#### Task goal
Narrow the data below down to the lines containing "sucediendo".

#### Stored rows
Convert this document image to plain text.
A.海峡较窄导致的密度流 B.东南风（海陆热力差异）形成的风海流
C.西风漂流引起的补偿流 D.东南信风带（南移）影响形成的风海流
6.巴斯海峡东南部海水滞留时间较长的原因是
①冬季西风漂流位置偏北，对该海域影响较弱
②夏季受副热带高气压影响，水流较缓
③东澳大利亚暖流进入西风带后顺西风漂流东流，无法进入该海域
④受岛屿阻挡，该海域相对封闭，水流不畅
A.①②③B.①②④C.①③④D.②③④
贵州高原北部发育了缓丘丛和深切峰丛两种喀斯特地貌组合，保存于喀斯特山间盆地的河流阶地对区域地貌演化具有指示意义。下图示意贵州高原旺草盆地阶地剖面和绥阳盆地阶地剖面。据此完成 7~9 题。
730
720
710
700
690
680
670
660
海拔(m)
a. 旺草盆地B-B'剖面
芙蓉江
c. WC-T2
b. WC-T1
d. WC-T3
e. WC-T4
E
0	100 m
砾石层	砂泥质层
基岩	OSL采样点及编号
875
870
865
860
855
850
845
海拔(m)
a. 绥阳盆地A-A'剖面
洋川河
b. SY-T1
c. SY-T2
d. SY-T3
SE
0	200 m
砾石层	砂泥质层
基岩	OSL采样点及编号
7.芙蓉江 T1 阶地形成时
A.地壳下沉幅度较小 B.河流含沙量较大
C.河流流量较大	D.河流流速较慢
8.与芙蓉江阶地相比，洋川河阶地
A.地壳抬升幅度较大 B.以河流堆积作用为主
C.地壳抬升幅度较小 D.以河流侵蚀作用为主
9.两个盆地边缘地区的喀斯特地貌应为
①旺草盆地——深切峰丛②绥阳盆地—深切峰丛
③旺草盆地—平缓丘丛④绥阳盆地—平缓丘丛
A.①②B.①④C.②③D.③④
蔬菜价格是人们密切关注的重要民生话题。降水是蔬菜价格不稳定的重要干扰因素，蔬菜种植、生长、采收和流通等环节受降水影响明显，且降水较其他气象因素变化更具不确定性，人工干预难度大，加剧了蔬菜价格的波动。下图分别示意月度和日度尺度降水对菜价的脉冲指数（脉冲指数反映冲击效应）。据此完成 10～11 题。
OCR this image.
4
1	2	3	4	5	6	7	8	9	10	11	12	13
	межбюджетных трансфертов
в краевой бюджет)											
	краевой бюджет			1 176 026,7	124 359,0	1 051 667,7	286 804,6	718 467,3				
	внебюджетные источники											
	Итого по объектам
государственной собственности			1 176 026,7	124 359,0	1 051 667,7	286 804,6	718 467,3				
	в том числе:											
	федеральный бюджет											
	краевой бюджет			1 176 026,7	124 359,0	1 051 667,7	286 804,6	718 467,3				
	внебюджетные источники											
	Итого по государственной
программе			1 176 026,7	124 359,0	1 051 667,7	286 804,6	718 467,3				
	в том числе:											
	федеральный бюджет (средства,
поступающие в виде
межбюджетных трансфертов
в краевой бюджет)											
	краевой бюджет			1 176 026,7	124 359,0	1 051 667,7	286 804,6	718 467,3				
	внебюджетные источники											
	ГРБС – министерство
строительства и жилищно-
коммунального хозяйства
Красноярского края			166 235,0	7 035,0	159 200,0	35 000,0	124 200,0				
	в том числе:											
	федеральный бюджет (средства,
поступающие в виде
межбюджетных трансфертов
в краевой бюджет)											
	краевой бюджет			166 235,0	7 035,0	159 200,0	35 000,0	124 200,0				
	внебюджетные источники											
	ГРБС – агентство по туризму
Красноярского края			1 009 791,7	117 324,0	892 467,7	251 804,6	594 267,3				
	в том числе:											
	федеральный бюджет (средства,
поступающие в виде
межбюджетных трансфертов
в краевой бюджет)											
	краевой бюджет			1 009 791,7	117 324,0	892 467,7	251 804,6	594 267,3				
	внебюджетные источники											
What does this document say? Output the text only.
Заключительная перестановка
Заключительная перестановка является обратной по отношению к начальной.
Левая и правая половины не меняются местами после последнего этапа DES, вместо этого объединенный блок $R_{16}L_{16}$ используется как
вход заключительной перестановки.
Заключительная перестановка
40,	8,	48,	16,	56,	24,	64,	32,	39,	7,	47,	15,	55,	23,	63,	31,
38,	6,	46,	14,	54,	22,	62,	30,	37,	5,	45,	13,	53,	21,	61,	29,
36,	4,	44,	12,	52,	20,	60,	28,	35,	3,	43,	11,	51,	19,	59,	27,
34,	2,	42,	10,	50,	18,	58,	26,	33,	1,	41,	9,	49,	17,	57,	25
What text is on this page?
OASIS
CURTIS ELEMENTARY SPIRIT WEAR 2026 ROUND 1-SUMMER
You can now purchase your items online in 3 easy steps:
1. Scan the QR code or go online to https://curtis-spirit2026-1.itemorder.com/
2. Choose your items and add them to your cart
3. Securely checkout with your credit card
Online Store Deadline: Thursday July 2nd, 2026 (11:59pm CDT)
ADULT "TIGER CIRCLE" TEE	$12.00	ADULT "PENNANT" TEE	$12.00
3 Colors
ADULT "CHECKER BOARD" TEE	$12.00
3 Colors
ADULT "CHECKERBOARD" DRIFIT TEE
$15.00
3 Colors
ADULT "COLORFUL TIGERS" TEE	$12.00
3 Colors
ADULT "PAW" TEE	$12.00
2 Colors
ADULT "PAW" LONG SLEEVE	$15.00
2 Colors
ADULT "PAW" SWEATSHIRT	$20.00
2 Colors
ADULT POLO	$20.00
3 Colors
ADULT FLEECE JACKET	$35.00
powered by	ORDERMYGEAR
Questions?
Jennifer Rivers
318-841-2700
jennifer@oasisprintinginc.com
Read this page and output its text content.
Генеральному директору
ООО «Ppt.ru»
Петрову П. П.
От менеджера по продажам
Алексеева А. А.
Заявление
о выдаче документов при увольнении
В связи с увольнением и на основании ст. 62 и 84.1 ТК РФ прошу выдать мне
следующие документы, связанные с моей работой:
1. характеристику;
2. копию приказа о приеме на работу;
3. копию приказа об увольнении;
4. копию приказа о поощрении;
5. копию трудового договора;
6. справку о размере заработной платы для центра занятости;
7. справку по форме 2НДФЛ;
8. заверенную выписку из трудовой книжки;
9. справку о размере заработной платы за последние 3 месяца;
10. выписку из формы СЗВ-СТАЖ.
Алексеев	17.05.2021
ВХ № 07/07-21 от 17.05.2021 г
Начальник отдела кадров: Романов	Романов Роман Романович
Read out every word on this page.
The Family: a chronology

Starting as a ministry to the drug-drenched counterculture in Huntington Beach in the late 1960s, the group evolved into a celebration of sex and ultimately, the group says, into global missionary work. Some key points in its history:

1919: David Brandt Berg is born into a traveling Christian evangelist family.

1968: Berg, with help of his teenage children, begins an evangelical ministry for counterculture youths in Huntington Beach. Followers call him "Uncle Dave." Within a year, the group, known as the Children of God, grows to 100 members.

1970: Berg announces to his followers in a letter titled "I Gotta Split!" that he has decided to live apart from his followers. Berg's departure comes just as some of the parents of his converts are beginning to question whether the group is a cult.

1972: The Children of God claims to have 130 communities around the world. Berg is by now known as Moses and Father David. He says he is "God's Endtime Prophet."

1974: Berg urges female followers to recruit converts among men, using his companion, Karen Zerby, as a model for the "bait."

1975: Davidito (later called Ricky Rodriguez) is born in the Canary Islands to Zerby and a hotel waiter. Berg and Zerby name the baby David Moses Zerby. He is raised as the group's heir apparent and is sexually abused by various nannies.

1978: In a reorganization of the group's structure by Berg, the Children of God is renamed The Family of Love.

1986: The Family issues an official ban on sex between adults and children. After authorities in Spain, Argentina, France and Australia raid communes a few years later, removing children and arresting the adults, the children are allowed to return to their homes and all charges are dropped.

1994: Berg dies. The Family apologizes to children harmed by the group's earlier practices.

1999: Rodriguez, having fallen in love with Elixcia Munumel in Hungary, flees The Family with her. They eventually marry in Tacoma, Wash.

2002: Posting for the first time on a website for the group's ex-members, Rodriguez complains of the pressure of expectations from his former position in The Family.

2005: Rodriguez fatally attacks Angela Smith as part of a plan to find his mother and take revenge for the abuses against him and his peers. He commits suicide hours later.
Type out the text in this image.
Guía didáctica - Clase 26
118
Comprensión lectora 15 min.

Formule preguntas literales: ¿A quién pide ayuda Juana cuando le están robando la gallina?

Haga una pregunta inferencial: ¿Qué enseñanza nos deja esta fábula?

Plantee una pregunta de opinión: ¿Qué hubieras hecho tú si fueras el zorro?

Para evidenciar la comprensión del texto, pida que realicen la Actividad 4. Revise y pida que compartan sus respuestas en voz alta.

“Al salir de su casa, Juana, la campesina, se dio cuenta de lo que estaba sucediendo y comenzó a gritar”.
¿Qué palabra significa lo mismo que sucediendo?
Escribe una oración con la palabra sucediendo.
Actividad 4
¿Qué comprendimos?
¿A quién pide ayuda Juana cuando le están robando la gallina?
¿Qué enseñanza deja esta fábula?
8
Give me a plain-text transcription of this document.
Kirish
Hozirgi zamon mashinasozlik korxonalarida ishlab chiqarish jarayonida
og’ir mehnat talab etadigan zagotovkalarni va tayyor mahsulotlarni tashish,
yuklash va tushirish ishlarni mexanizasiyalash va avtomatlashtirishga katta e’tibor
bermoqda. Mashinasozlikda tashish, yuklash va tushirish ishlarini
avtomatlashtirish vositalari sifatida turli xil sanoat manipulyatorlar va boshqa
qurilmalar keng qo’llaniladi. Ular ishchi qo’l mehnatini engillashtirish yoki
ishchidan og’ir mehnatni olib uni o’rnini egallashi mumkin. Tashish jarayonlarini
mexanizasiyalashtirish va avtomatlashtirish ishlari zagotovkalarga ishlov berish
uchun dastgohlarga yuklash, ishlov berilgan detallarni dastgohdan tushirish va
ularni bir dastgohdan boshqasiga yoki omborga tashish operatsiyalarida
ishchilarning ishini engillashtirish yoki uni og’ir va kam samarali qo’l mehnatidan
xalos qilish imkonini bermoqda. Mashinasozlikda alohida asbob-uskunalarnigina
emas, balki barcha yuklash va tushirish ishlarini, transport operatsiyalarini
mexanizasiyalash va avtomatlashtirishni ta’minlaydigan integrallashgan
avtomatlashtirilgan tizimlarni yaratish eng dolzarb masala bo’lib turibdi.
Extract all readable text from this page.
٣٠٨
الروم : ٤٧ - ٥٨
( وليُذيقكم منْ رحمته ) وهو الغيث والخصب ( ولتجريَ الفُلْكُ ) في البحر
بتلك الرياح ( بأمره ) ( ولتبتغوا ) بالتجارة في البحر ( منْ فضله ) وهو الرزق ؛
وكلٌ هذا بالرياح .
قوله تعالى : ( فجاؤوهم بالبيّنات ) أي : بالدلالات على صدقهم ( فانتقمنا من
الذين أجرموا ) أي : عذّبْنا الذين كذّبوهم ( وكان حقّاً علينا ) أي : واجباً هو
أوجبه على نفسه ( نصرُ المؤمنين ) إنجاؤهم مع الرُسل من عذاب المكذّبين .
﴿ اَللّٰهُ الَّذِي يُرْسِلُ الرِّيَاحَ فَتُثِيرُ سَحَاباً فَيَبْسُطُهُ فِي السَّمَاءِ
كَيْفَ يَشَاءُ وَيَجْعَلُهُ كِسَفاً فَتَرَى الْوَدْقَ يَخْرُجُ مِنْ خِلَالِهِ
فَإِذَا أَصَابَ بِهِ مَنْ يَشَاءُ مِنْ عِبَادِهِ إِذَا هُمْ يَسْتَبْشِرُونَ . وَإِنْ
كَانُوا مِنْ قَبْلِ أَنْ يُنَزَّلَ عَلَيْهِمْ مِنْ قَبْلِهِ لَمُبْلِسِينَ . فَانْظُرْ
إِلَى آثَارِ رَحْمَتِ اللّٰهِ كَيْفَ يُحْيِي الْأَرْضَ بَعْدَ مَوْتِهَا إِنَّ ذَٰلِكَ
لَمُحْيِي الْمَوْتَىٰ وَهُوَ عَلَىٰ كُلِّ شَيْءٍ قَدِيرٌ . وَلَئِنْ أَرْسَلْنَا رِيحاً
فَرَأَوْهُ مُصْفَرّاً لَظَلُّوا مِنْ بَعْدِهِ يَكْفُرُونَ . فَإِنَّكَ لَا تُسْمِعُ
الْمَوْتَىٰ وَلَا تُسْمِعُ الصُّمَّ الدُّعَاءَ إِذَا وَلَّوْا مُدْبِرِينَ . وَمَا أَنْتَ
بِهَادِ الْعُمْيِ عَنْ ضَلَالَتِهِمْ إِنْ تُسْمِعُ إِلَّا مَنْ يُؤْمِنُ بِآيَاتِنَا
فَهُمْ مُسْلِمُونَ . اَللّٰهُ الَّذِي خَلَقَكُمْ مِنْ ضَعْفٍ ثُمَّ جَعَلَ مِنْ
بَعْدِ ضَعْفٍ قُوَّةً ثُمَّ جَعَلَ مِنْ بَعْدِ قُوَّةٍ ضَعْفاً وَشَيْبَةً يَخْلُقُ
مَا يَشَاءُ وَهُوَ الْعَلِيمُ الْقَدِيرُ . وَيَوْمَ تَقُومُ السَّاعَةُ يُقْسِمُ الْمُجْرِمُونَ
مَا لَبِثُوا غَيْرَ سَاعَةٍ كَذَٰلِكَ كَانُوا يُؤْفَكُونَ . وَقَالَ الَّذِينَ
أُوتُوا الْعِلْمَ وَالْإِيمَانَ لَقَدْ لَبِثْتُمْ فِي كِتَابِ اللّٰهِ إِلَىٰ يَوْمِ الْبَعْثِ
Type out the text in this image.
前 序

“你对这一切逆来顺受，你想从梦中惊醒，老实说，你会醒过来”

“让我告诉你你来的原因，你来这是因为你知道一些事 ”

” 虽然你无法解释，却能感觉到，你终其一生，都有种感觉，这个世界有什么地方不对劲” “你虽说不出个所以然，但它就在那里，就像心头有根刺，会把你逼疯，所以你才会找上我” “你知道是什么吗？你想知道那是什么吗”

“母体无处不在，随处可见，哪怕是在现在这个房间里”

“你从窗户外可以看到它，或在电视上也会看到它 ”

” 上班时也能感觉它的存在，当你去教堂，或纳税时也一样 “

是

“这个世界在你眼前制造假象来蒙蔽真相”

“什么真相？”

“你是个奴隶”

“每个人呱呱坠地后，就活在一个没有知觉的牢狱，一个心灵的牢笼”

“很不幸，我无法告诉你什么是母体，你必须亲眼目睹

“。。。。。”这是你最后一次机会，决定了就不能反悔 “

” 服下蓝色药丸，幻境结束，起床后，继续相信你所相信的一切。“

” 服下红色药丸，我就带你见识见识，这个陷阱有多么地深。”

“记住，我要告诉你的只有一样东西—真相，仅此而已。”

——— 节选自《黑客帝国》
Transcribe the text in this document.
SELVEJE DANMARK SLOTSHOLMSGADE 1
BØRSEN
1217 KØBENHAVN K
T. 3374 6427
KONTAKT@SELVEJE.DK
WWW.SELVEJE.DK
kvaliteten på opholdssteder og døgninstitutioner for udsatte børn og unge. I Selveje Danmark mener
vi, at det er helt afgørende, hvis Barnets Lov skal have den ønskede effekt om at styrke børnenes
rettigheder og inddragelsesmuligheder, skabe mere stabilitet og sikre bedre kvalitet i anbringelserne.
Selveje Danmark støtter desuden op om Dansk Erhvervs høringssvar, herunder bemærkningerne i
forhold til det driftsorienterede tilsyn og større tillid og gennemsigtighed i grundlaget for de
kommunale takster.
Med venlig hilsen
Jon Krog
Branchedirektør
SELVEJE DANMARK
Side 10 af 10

#### Full answer
“Al salir de su casa, Juana, la campesina, se dio cuenta de lo que estaba sucediendo y comenzó a gritar”.
¿Qué palabra significa lo mismo que sucediendo?
Escribe una oración con la palabra sucediendo.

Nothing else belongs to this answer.